[Görev 1] Pera Müzesi yazısından "Bir kaç zamandır" sözcüklerini içeren ifadeyle açılıp "ayrıca çok sevindim." ile kapanan bölümü hiçbir değişiklik yapmadan yineleyin.
[Görev 2] Pera Müzesi yazısına göre yazar, müzeye ilk defa gittiğini söylemekten neden biraz utanıyor? Bir ile üç cümle arasında açıklayın.
[Görev 3] Pera Müzesi yazısını son cümlesinden sonra kaldığı yerden sürdürün.

[Belge]
3 Ocak 2011 Pazartesi

Pera Müzesi .....


Bir kaç zamandır gerek Facebook'ta, gerek medyada PERA MÜZESİ hakkında haberler okuyordum. Özellikle FRIDA'nın yaşamını merak ediyordum. Hafta sonu Pınar ile birlikte gidelim dedik.

Öncelikle Pera Müzesine ilk defa gittiğimi söylemeliyim. Yurt dışında bir çok müze gezmeme rağmen İstanbul'un göbeğindeki Pera Müzesine ilk defa gittiğimi söylemekten açıkçası da biraz utanıyorum ama sonunda bu ayıbımı giderdiğime de ayrıca çok sevindim.

Her şeyden önce mükemmel bir müze, dört dörtlük. Sadece Frida için gittiğimizi düşünürken yanında başka sergileri göreceğimizi bilmiyorduk. Yanda da gördüğünüz gibi Pera Müzesi beş kattan oluşuyor ve her bir katında farklı bir sergi var. Tertemiz bir ortam, çok başarılı bir sergileme ve tasarım yapılmış. Her bir katı size ayrı ayrı anlatacağım.

[Verilen Kayıtlar]
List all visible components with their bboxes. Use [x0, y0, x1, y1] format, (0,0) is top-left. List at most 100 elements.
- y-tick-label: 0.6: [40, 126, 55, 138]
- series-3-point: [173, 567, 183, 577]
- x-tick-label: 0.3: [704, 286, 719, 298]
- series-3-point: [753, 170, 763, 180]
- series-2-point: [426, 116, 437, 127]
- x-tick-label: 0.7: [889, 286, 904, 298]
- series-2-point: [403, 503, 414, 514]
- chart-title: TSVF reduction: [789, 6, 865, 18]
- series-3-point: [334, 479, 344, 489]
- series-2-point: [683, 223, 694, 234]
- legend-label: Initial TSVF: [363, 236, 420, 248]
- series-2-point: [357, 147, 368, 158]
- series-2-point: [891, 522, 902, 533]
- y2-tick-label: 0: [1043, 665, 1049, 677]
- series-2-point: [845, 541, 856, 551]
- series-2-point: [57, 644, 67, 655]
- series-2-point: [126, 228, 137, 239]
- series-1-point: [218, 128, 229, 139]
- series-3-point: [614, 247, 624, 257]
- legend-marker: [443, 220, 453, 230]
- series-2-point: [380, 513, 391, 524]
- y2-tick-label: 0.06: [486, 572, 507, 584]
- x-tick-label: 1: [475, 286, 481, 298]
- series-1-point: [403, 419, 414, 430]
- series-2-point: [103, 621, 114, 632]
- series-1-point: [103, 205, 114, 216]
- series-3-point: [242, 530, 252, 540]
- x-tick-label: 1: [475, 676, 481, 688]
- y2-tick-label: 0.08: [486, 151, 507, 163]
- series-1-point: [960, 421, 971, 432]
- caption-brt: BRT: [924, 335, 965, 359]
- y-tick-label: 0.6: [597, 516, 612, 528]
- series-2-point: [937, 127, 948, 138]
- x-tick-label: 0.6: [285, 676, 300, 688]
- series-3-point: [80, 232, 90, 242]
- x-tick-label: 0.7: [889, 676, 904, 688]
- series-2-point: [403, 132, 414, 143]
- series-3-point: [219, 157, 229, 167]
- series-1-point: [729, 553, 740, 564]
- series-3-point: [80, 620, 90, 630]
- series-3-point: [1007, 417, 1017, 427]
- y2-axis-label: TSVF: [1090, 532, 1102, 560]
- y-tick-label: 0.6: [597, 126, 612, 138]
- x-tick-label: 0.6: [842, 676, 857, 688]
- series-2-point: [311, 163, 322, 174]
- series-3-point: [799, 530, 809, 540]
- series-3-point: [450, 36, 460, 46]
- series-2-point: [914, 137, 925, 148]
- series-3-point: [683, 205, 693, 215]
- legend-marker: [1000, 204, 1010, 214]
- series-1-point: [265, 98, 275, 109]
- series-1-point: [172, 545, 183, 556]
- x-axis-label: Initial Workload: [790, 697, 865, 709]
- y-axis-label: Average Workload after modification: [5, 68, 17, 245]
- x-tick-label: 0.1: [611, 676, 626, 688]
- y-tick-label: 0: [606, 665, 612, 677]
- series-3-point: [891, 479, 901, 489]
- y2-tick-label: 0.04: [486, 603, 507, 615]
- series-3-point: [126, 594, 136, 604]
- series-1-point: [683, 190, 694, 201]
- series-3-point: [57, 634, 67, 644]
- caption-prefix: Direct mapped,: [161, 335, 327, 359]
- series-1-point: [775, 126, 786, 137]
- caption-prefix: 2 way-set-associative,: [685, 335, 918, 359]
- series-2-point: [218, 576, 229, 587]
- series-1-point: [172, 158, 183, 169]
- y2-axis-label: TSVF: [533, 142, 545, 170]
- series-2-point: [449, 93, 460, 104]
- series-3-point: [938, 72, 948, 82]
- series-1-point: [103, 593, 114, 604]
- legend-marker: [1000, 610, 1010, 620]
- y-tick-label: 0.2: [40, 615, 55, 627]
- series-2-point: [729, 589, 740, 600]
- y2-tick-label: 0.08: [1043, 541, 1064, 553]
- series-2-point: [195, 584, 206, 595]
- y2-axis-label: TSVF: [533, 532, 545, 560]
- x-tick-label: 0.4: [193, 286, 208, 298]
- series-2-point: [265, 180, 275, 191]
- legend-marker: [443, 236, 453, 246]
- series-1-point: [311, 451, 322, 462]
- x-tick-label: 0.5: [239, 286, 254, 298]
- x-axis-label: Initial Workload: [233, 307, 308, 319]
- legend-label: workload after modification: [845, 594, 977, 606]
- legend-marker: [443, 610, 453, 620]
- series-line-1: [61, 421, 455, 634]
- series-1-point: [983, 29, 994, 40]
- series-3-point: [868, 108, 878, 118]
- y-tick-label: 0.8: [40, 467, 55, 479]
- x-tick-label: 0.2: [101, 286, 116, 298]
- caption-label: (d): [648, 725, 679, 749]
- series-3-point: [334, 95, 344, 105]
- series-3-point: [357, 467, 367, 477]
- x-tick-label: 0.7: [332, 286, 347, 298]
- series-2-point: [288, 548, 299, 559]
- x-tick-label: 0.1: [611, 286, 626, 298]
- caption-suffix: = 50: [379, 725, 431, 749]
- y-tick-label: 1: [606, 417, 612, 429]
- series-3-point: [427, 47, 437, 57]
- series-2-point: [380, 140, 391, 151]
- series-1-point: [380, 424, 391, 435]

[Beklenen Çıktı 1]
Bir kaç zamandır gerek Facebook'ta, gerek medyada PERA MÜZESİ hakkında haberler okuyordum. Özellikle FRIDA'nın yaşamını merak ediyordum. Hafta sonu Pınar ile birlikte gidelim dedik.

Öncelikle Pera Müzesine ilk defa gittiğimi söylemeliyim. Yurt dışında bir çok müze gezmeme rağmen İstanbul'un göbeğindeki Pera Müzesine ilk defa gittiğimi söylemekten açıkçası da biraz utanıyorum ama sonunda bu ayıbımı giderdiğime de ayrıca çok sevindim.

[Beklenen Çıktı 2] Yazar yurt dışında birçok müze gezmiştir. Buna rağmen İstanbul'un göbeğindeki Pera Müzesine ilk defa gitmiştir ve bunu söylemekten bu yüzden biraz utanır.

[Beklenen Çıktı 3]
Öncelikle bilmeyen varsa Pera Müzesi Tepebaşı TRT'nin hemen karşısı, yani arabayla gittiğinizde hemen karşıta Kapalı Otoparka veya biraz ileride Turkcell'in karşısındaki açık parka bırakabilirsiniz. Müzeye giriş 10.- TL.

Biz Birinci Kattan gezmeye başladık. Birinci Kat iki farklı müzeden oluşuyor, bir tarafında Suna - İnan Kıraç çiftinin araştırmaları ile başlayan ANADOLU AĞIRLIK ve ÖLÇÜLERİ Kolleksiyonu var. Diğer tarafta ise KÜTAHYA ÇİNİ ve SERAMİKLERİ sergisi. Her ikisi de birbirinden güzel olan bu iki sergide en ilginç olan çok erken çağlardan beri ticaret hayatında kullanılan ağırlık ve ölçülerinde kullandıkları aletler. Mimarlık, mühendislik çizim aletleri, çeşitli metreler, kumpaslar. Oldukça keyifli bir sergi olduğunu söylemeliyim. Seramik tarafında ise Seramik nedir konusu işlenmiş ve en eski çağlardan beri üzerinde çalışılan seramikler sergilenmiş.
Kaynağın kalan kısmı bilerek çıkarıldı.